:: MATERIAL SHOWN ::

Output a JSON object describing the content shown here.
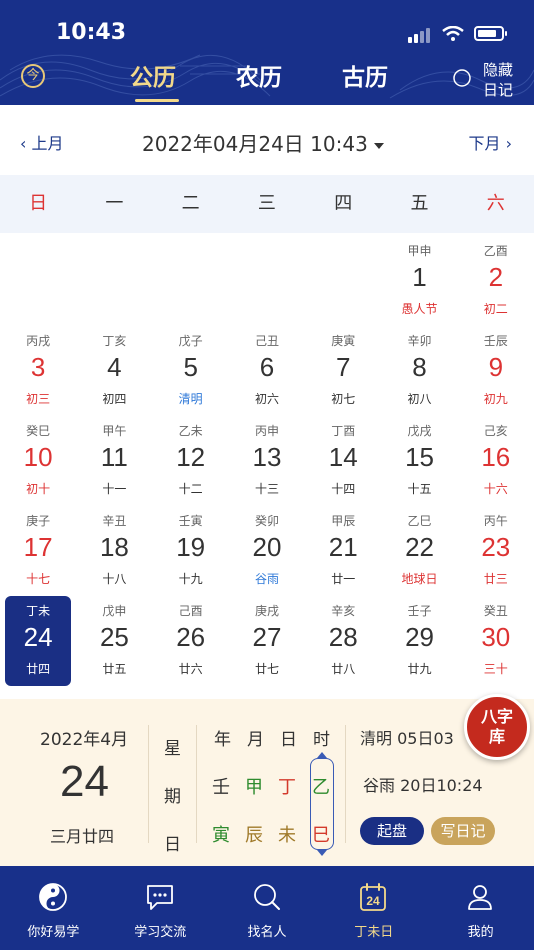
{
  "status": {
    "time": "10:43"
  },
  "header": {
    "tabs": [
      {
        "label": "公历",
        "active": true
      },
      {
        "label": "农历",
        "active": false
      },
      {
        "label": "古历",
        "active": false
      }
    ],
    "today_icon": "今",
    "hide_diary_line1": "隐藏",
    "hide_diary_line2": "日记"
  },
  "month_nav": {
    "prev": "上月",
    "next": "下月",
    "current": "2022年04月24日 10:43"
  },
  "weekdays": [
    "日",
    "一",
    "二",
    "三",
    "四",
    "五",
    "六"
  ],
  "calendar": {
    "rows": [
      [
        null,
        null,
        null,
        null,
        null,
        {
          "gz": "甲申",
          "day": "1",
          "sub": "愚人节",
          "sub_style": "red"
        },
        {
          "gz": "乙酉",
          "day": "2",
          "sub": "初二",
          "weekend": true
        }
      ],
      [
        {
          "gz": "丙戌",
          "day": "3",
          "sub": "初三",
          "weekend": true
        },
        {
          "gz": "丁亥",
          "day": "4",
          "sub": "初四"
        },
        {
          "gz": "戊子",
          "day": "5",
          "sub": "清明",
          "sub_style": "blue"
        },
        {
          "gz": "己丑",
          "day": "6",
          "sub": "初六"
        },
        {
          "gz": "庚寅",
          "day": "7",
          "sub": "初七"
        },
        {
          "gz": "辛卯",
          "day": "8",
          "sub": "初八"
        },
        {
          "gz": "壬辰",
          "day": "9",
          "sub": "初九",
          "weekend": true
        }
      ],
      [
        {
          "gz": "癸巳",
          "day": "10",
          "sub": "初十",
          "weekend": true
        },
        {
          "gz": "甲午",
          "day": "11",
          "sub": "十一"
        },
        {
          "gz": "乙未",
          "day": "12",
          "sub": "十二"
        },
        {
          "gz": "丙申",
          "day": "13",
          "sub": "十三"
        },
        {
          "gz": "丁酉",
          "day": "14",
          "sub": "十四"
        },
        {
          "gz": "戊戌",
          "day": "15",
          "sub": "十五"
        },
        {
          "gz": "己亥",
          "day": "16",
          "sub": "十六",
          "weekend": true
        }
      ],
      [
        {
          "gz": "庚子",
          "day": "17",
          "sub": "十七",
          "weekend": true
        },
        {
          "gz": "辛丑",
          "day": "18",
          "sub": "十八"
        },
        {
          "gz": "壬寅",
          "day": "19",
          "sub": "十九"
        },
        {
          "gz": "癸卯",
          "day": "20",
          "sub": "谷雨",
          "sub_style": "blue"
        },
        {
          "gz": "甲辰",
          "day": "21",
          "sub": "廿一"
        },
        {
          "gz": "乙巳",
          "day": "22",
          "sub": "地球日",
          "sub_style": "red"
        },
        {
          "gz": "丙午",
          "day": "23",
          "sub": "廿三",
          "weekend": true
        }
      ],
      [
        {
          "gz": "丁未",
          "day": "24",
          "sub": "廿四",
          "weekend": true,
          "selected": true
        },
        {
          "gz": "戊申",
          "day": "25",
          "sub": "廿五"
        },
        {
          "gz": "己酉",
          "day": "26",
          "sub": "廿六"
        },
        {
          "gz": "庚戌",
          "day": "27",
          "sub": "廿七"
        },
        {
          "gz": "辛亥",
          "day": "28",
          "sub": "廿八"
        },
        {
          "gz": "壬子",
          "day": "29",
          "sub": "廿九"
        },
        {
          "gz": "癸丑",
          "day": "30",
          "sub": "三十",
          "weekend": true
        }
      ]
    ]
  },
  "info": {
    "year_month": "2022年4月",
    "day": "24",
    "lunar": "三月廿四",
    "week_label": [
      "星",
      "期",
      "日"
    ],
    "pillar_heads": [
      "年",
      "月",
      "日",
      "时"
    ],
    "stems": [
      "壬",
      "甲",
      "丁",
      "乙"
    ],
    "branches": [
      "寅",
      "辰",
      "未",
      "巳"
    ],
    "stem_colors": [
      "#333333",
      "#2e8b2e",
      "#d33a2c",
      "#2e8b2e"
    ],
    "branch_colors": [
      "#2e8b2e",
      "#a07a2a",
      "#a07a2a",
      "#d33a2c"
    ],
    "jieqi1": "清明 05日03",
    "jieqi2": "谷雨 20日10:24",
    "btn_qipan": "起盘",
    "btn_diary": "写日记",
    "bazi_line1": "八字",
    "bazi_line2": "库"
  },
  "tabbar": [
    {
      "label": "你好易学",
      "icon": "yin-yang-icon"
    },
    {
      "label": "学习交流",
      "icon": "chat-icon"
    },
    {
      "label": "找名人",
      "icon": "search-icon"
    },
    {
      "label": "丁未日",
      "icon": "calendar-day-icon",
      "active": true,
      "badge": "24"
    },
    {
      "label": "我的",
      "icon": "user-icon"
    }
  ],
  "colors": {
    "primary": "#18308a",
    "gold": "#f3d98a",
    "red": "#d33333",
    "panel": "#fdf5e6"
  }
}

:::

• SET TASK
Write out each line again precisely as it appears, skipping every picture.

• ANSWER FOR THIS EXERCISE
Output a JSON object describing the content shown here.
{
  "status": {
    "time": "10:43"
  },
  "header": {
    "tabs": [
      {
        "label": "公历",
        "active": true
      },
      {
        "label": "农历",
        "active": false
      },
      {
        "label": "古历",
        "active": false
      }
    ],
    "today_icon": "今",
    "hide_diary_line1": "隐藏",
    "hide_diary_line2": "日记"
  },
  "month_nav": {
    "prev": "上月",
    "next": "下月",
    "current": "2022年04月24日 10:43"
  },
  "weekdays": [
    "日",
    "一",
    "二",
    "三",
    "四",
    "五",
    "六"
  ],
  "calendar": {
    "rows": [
      [
        null,
        null,
        null,
        null,
        null,
        {
          "gz": "甲申",
          "day": "1",
          "sub": "愚人节",
          "sub_style": "red"
        },
        {
          "gz": "乙酉",
          "day": "2",
          "sub": "初二",
          "weekend": true
        }
      ],
      [
        {
          "gz": "丙戌",
          "day": "3",
          "sub": "初三",
          "weekend": true
        },
        {
          "gz": "丁亥",
          "day": "4",
          "sub": "初四"
        },
        {
          "gz": "戊子",
          "day": "5",
          "sub": "清明",
          "sub_style": "blue"
        },
        {
          "gz": "己丑",
          "day": "6",
          "sub": "初六"
        },
        {
          "gz": "庚寅",
          "day": "7",
          "sub": "初七"
        },
        {
          "gz": "辛卯",
          "day": "8",
          "sub": "初八"
        },
        {
          "gz": "壬辰",
          "day": "9",
          "sub": "初九",
          "weekend": true
        }
      ],
      [
        {
          "gz": "癸巳",
          "day": "10",
          "sub": "初十",
          "weekend": true
        },
        {
          "gz": "甲午",
          "day": "11",
          "sub": "十一"
        },
        {
          "gz": "乙未",
          "day": "12",
          "sub": "十二"
        },
        {
          "gz": "丙申",
          "day": "13",
          "sub": "十三"
        },
        {
          "gz": "丁酉",
          "day": "14",
          "sub": "十四"
        },
        {
          "gz": "戊戌",
          "day": "15",
          "sub": "十五"
        },
        {
          "gz": "己亥",
          "day": "16",
          "sub": "十六",
          "weekend": true
        }
      ],
      [
        {
          "gz": "庚子",
          "day": "17",
          "sub": "十七",
          "weekend": true
        },
        {
          "gz": "辛丑",
          "day": "18",
          "sub": "十八"
        },
        {
          "gz": "壬寅",
          "day": "19",
          "sub": "十九"
        },
        {
          "gz": "癸卯",
          "day": "20",
          "sub": "谷雨",
          "sub_style": "blue"
        },
        {
          "gz": "甲辰",
          "day": "21",
          "sub": "廿一"
        },
        {
          "gz": "乙巳",
          "day": "22",
          "sub": "地球日",
          "sub_style": "red"
        },
        {
          "gz": "丙午",
          "day": "23",
          "sub": "廿三",
          "weekend": true
        }
      ],
      [
        {
          "gz": "丁未",
          "day": "24",
          "sub": "廿四",
          "weekend": true,
          "selected": true
        },
        {
          "gz": "戊申",
          "day": "25",
          "sub": "廿五"
        },
        {
          "gz": "己酉",
          "day": "26",
          "sub": "廿六"
        },
        {
          "gz": "庚戌",
          "day": "27",
          "sub": "廿七"
        },
        {
          "gz": "辛亥",
          "day": "28",
          "sub": "廿八"
        },
        {
          "gz": "壬子",
          "day": "29",
          "sub": "廿九"
        },
        {
          "gz": "癸丑",
          "day": "30",
          "sub": "三十",
          "weekend": true
        }
      ]
    ]
  },
  "info": {
    "year_month": "2022年4月",
    "day": "24",
    "lunar": "三月廿四",
    "week_label": [
      "星",
      "期",
      "日"
    ],
    "pillar_heads": [
      "年",
      "月",
      "日",
      "时"
    ],
    "stems": [
      "壬",
      "甲",
      "丁",
      "乙"
    ],
    "branches": [
      "寅",
      "辰",
      "未",
      "巳"
    ],
    "stem_colors": [
      "#333333",
      "#2e8b2e",
      "#d33a2c",
      "#2e8b2e"
    ],
    "branch_colors": [
      "#2e8b2e",
      "#a07a2a",
      "#a07a2a",
      "#d33a2c"
    ],
    "jieqi1": "清明 05日03",
    "jieqi2": "谷雨 20日10:24",
    "btn_qipan": "起盘",
    "btn_diary": "写日记",
    "bazi_line1": "八字",
    "bazi_line2": "库"
  },
  "tabbar": [
    {
      "label": "你好易学",
      "icon": "yin-yang-icon"
    },
    {
      "label": "学习交流",
      "icon": "chat-icon"
    },
    {
      "label": "找名人",
      "icon": "search-icon"
    },
    {
      "label": "丁未日",
      "icon": "calendar-day-icon",
      "active": true,
      "badge": "24"
    },
    {
      "label": "我的",
      "icon": "user-icon"
    }
  ],
  "colors": {
    "primary": "#18308a",
    "gold": "#f3d98a",
    "red": "#d33333",
    "panel": "#fdf5e6"
  }
}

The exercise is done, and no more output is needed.